**Your task:** Take every line that has the string "beef" and copy it out.

************

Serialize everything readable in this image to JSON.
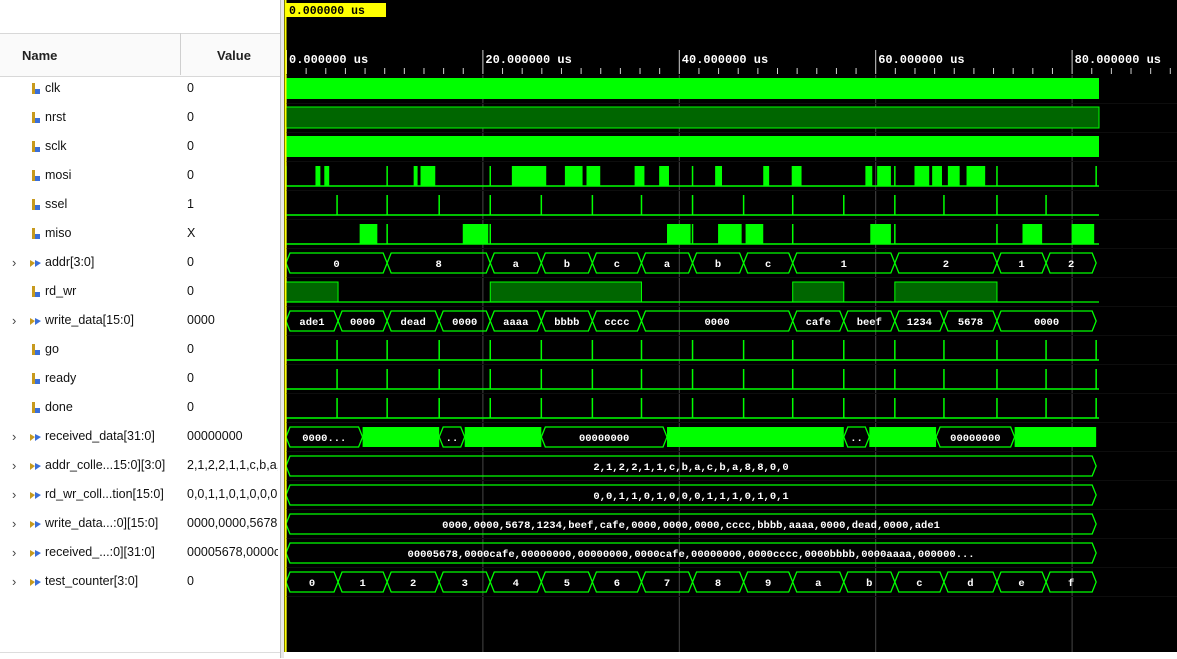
{
  "columns": {
    "name": "Name",
    "value": "Value"
  },
  "cursor_label": "0.000000 us",
  "ruler": [
    {
      "label": "0.000000 us",
      "t": 0
    },
    {
      "label": "20.000000 us",
      "t": 20
    },
    {
      "label": "40.000000 us",
      "t": 40
    },
    {
      "label": "60.000000 us",
      "t": 60
    },
    {
      "label": "80.000000 us",
      "t": 80
    }
  ],
  "signals": [
    {
      "name": "clk",
      "value": "0",
      "kind": "bit",
      "expandable": false
    },
    {
      "name": "nrst",
      "value": "0",
      "kind": "bit",
      "expandable": false
    },
    {
      "name": "sclk",
      "value": "0",
      "kind": "bit",
      "expandable": false
    },
    {
      "name": "mosi",
      "value": "0",
      "kind": "bit",
      "expandable": false
    },
    {
      "name": "ssel",
      "value": "1",
      "kind": "bit",
      "expandable": false
    },
    {
      "name": "miso",
      "value": "X",
      "kind": "bit",
      "expandable": false
    },
    {
      "name": "addr[3:0]",
      "value": "0",
      "kind": "bus",
      "expandable": true
    },
    {
      "name": "rd_wr",
      "value": "0",
      "kind": "bit",
      "expandable": false
    },
    {
      "name": "write_data[15:0]",
      "value": "0000",
      "kind": "bus",
      "expandable": true
    },
    {
      "name": "go",
      "value": "0",
      "kind": "bit",
      "expandable": false
    },
    {
      "name": "ready",
      "value": "0",
      "kind": "bit",
      "expandable": false
    },
    {
      "name": "done",
      "value": "0",
      "kind": "bit",
      "expandable": false
    },
    {
      "name": "received_data[31:0]",
      "value": "00000000",
      "kind": "bus",
      "expandable": true
    },
    {
      "name": "addr_colle...15:0][3:0]",
      "value": "2,1,2,2,1,1,c,b,a,c,b,a,8,8,0,0",
      "kind": "bus",
      "expandable": true
    },
    {
      "name": "rd_wr_coll...tion[15:0]",
      "value": "0,0,1,1,0,1,0,0,0,1,1,1,0,1,0,1",
      "kind": "bus",
      "expandable": true
    },
    {
      "name": "write_data...:0][15:0]",
      "value": "0000,0000,5678,1234,beef,cafe,0000,0000,0000,cccc,bbbb,aaaa,0000,dead,0000,ade1",
      "kind": "bus",
      "expandable": true
    },
    {
      "name": "received_...:0][31:0]",
      "value": "00005678,0000cafe,00000000,00000000,0000cafe,00000000,0000cccc,0000bbbb,0000aaaa,000000...",
      "kind": "bus",
      "expandable": true
    },
    {
      "name": "test_counter[3:0]",
      "value": "0",
      "kind": "bus",
      "expandable": true
    }
  ],
  "bus_segments": {
    "addr": [
      {
        "from": 0,
        "to": 10.3,
        "label": "0"
      },
      {
        "from": 10.3,
        "to": 20.8,
        "label": "8"
      },
      {
        "from": 20.8,
        "to": 26.0,
        "label": "a"
      },
      {
        "from": 26.0,
        "to": 31.2,
        "label": "b"
      },
      {
        "from": 31.2,
        "to": 36.2,
        "label": "c"
      },
      {
        "from": 36.2,
        "to": 41.4,
        "label": "a"
      },
      {
        "from": 41.4,
        "to": 46.6,
        "label": "b"
      },
      {
        "from": 46.6,
        "to": 51.6,
        "label": "c"
      },
      {
        "from": 51.6,
        "to": 62.0,
        "label": "1"
      },
      {
        "from": 62.0,
        "to": 72.4,
        "label": "2"
      },
      {
        "from": 72.4,
        "to": 77.4,
        "label": "1"
      },
      {
        "from": 77.4,
        "to": 82.5,
        "label": "2"
      }
    ],
    "write_data": [
      {
        "from": 0,
        "to": 5.3,
        "label": "ade1"
      },
      {
        "from": 5.3,
        "to": 10.3,
        "label": "0000"
      },
      {
        "from": 10.3,
        "to": 15.6,
        "label": "dead"
      },
      {
        "from": 15.6,
        "to": 20.8,
        "label": "0000"
      },
      {
        "from": 20.8,
        "to": 26.0,
        "label": "aaaa"
      },
      {
        "from": 26.0,
        "to": 31.2,
        "label": "bbbb"
      },
      {
        "from": 31.2,
        "to": 36.2,
        "label": "cccc"
      },
      {
        "from": 36.2,
        "to": 51.6,
        "label": "0000"
      },
      {
        "from": 51.6,
        "to": 56.8,
        "label": "cafe"
      },
      {
        "from": 56.8,
        "to": 62.0,
        "label": "beef"
      },
      {
        "from": 62.0,
        "to": 67.0,
        "label": "1234"
      },
      {
        "from": 67.0,
        "to": 72.4,
        "label": "5678"
      },
      {
        "from": 72.4,
        "to": 82.5,
        "label": "0000"
      }
    ],
    "received_data": [
      {
        "from": 0,
        "to": 7.8,
        "label": "0000..."
      },
      {
        "from": 7.8,
        "to": 15.6,
        "label": "",
        "solid": true
      },
      {
        "from": 15.6,
        "to": 18.2,
        "label": ".."
      },
      {
        "from": 18.2,
        "to": 26.0,
        "label": "",
        "solid": true
      },
      {
        "from": 26.0,
        "to": 38.8,
        "label": "00000000"
      },
      {
        "from": 38.8,
        "to": 56.8,
        "label": "",
        "solid": true
      },
      {
        "from": 56.8,
        "to": 59.4,
        "label": ".."
      },
      {
        "from": 59.4,
        "to": 66.2,
        "label": "",
        "solid": true
      },
      {
        "from": 66.2,
        "to": 74.2,
        "label": "00000000"
      },
      {
        "from": 74.2,
        "to": 82.5,
        "label": "",
        "solid": true
      }
    ],
    "addr_collection": [
      {
        "from": 0,
        "to": 82.5,
        "label": "2,1,2,2,1,1,c,b,a,c,b,a,8,8,0,0"
      }
    ],
    "rd_wr_collection": [
      {
        "from": 0,
        "to": 82.5,
        "label": "0,0,1,1,0,1,0,0,0,1,1,1,0,1,0,1"
      }
    ],
    "write_data_collection": [
      {
        "from": 0,
        "to": 82.5,
        "label": "0000,0000,5678,1234,beef,cafe,0000,0000,0000,cccc,bbbb,aaaa,0000,dead,0000,ade1"
      }
    ],
    "received_collection": [
      {
        "from": 0,
        "to": 82.5,
        "label": "00005678,0000cafe,00000000,00000000,0000cafe,00000000,0000cccc,0000bbbb,0000aaaa,000000..."
      }
    ],
    "test_counter": [
      {
        "from": 0,
        "to": 5.3,
        "label": "0"
      },
      {
        "from": 5.3,
        "to": 10.3,
        "label": "1"
      },
      {
        "from": 10.3,
        "to": 15.6,
        "label": "2"
      },
      {
        "from": 15.6,
        "to": 20.8,
        "label": "3"
      },
      {
        "from": 20.8,
        "to": 26.0,
        "label": "4"
      },
      {
        "from": 26.0,
        "to": 31.2,
        "label": "5"
      },
      {
        "from": 31.2,
        "to": 36.2,
        "label": "6"
      },
      {
        "from": 36.2,
        "to": 41.4,
        "label": "7"
      },
      {
        "from": 41.4,
        "to": 46.6,
        "label": "8"
      },
      {
        "from": 46.6,
        "to": 51.6,
        "label": "9"
      },
      {
        "from": 51.6,
        "to": 56.8,
        "label": "a"
      },
      {
        "from": 56.8,
        "to": 62.0,
        "label": "b"
      },
      {
        "from": 62.0,
        "to": 67.0,
        "label": "c"
      },
      {
        "from": 67.0,
        "to": 72.4,
        "label": "d"
      },
      {
        "from": 72.4,
        "to": 77.4,
        "label": "e"
      },
      {
        "from": 77.4,
        "to": 82.5,
        "label": "f"
      }
    ]
  },
  "colors": {
    "wave": "#00ff00",
    "background": "#000000",
    "cursor": "#ffff00",
    "grid": "#3a3a3a"
  }
}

************

**Answer in full:**
      "value": "0000,0000,5678,1234,beef,cafe,0000,0000,0000,cccc,bbbb,aaaa,0000,dead,0000,ade1",
        "label": "beef"
        "label": "0000,0000,5678,1234,beef,cafe,0000,0000,0000,cccc,bbbb,aaaa,0000,dead,0000,ade1"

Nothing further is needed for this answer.